__Problem requirements__. Reproduce verbatim the passage of the OTeL collector guide below, starting at "OTeL Setups: Bare-Metal" and ending at "be enabled selectively.".
** START OF Page excerpt **
OTeL Setups: Bare-Metal & Kubernetes Guide Part 1

The intention of this post is to be an opinionated suggestion on collector configurations to gather comprehensive metrics for two fundamental environment types. Fortunately, the OTeL community has made it fairly straight-forward. In "Part 1", we will explore simple host monitoring.

Host Metrics and Attributes

The hostmetricsreceiver is a mainstay of the OTeL collector repository and provides system health metrics. There are various components within the configuration patterns that can be enabled selectively.

Collection Interval

Receivers can scrape at various intervals:

hostmetrics:
        collection_interval: 10s

Depending on data retention windows and granularity needed, one should expect to set this from 5s-30s (in increments of 5s), although any frequency can be used.
** END OF Page excerpt **
** START OF Data supplied **
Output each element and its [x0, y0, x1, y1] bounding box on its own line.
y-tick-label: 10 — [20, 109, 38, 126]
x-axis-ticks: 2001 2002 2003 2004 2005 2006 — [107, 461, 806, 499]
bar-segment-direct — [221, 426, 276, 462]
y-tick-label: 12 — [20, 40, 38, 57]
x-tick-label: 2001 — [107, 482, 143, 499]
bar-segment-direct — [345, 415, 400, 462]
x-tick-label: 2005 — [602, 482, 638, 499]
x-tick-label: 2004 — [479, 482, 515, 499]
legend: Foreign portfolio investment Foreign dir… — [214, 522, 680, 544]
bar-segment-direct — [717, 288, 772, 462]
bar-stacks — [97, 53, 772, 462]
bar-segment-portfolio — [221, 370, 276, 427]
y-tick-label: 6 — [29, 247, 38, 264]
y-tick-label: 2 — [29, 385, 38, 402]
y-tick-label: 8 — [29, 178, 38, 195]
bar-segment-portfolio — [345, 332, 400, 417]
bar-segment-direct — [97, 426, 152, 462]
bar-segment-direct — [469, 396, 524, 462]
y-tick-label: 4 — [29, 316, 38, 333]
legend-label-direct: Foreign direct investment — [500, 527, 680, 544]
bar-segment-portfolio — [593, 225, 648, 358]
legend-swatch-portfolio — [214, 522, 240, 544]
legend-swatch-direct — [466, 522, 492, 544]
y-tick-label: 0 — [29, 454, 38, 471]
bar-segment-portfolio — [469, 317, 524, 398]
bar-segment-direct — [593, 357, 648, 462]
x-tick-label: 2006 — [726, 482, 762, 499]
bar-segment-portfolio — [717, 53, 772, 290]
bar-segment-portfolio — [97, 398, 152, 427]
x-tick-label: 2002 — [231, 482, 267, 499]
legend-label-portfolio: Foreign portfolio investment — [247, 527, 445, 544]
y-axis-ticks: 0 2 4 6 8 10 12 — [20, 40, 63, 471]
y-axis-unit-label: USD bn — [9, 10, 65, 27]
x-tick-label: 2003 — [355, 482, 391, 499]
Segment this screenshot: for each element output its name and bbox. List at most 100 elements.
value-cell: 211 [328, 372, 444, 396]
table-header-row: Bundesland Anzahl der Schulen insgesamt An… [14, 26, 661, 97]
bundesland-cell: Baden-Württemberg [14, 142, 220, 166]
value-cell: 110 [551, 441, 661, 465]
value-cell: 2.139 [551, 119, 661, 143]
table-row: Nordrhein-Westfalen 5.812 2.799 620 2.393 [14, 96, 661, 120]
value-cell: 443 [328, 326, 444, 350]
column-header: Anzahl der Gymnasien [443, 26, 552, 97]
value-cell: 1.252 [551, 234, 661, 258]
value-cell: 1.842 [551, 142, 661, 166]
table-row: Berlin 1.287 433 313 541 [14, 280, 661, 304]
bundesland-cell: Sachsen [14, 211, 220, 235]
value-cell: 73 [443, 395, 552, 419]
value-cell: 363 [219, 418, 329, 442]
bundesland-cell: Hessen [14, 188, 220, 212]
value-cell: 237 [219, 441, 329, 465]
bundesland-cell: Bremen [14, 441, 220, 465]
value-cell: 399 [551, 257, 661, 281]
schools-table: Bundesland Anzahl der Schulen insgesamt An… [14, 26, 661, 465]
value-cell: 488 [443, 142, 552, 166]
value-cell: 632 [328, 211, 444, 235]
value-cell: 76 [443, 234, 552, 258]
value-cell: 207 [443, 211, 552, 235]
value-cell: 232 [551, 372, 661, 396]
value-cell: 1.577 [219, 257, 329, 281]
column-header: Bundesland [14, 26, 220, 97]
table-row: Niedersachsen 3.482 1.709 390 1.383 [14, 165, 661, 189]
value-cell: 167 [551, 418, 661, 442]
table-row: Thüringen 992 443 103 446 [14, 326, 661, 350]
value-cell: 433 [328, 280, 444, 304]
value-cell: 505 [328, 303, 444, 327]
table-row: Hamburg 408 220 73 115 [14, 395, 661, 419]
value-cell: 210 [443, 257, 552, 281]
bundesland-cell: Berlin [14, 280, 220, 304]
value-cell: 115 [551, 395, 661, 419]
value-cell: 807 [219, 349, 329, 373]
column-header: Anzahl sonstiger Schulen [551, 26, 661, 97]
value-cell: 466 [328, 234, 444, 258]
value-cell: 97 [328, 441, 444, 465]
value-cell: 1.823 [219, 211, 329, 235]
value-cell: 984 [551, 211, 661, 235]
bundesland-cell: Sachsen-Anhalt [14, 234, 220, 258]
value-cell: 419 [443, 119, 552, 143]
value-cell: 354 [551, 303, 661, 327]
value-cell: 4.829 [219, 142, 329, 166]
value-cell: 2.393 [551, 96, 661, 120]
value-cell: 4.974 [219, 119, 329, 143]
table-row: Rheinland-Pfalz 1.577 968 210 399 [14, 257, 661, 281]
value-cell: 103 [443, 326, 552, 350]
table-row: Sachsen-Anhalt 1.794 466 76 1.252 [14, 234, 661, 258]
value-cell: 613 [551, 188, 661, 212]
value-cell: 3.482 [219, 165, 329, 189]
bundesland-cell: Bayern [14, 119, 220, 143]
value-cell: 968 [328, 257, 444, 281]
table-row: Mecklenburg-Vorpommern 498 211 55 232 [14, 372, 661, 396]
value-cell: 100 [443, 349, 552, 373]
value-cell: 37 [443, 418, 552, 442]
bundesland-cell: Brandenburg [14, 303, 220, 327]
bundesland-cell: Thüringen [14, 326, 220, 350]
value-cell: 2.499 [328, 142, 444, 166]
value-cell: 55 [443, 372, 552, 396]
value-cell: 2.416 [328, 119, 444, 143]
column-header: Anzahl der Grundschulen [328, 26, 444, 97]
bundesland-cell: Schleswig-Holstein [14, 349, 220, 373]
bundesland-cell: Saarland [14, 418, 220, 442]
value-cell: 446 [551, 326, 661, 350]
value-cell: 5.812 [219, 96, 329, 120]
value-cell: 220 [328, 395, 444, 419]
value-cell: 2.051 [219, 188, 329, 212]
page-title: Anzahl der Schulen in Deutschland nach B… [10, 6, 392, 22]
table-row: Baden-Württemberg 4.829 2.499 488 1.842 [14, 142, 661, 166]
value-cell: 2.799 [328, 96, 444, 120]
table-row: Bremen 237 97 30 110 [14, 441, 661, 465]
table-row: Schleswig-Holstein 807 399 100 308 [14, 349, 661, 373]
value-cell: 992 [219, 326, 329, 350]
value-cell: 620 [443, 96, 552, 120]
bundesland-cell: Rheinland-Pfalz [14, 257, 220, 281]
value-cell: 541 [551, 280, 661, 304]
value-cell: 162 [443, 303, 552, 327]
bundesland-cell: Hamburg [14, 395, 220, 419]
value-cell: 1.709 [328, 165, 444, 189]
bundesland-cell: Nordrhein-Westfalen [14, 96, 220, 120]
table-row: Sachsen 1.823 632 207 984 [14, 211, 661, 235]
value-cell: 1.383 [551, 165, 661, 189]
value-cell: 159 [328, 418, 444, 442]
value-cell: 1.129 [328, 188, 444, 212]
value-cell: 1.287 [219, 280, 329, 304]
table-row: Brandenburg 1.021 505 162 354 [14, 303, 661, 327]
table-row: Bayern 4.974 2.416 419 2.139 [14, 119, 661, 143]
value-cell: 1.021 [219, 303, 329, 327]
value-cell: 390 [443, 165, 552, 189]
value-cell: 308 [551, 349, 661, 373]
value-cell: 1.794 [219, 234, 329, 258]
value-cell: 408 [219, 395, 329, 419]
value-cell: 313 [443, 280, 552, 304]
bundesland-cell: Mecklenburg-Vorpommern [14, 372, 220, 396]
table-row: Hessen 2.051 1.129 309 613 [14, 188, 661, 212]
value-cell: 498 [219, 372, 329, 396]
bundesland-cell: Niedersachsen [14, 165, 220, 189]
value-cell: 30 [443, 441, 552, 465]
** END OF Data supplied **
__Exercise response__.
OTeL Setups: Bare-Metal & Kubernetes Guide Part 1

The intention of this post is to be an opinionated suggestion on collector configurations to gather comprehensive metrics for two fundamental environment types. Fortunately, the OTeL community has made it fairly straight-forward. In "Part 1", we will explore simple host monitoring.

Host Metrics and Attributes

The hostmetricsreceiver is a mainstay of the OTeL collector repository and provides system health metrics. There are various components within the configuration patterns that can be enabled selectively.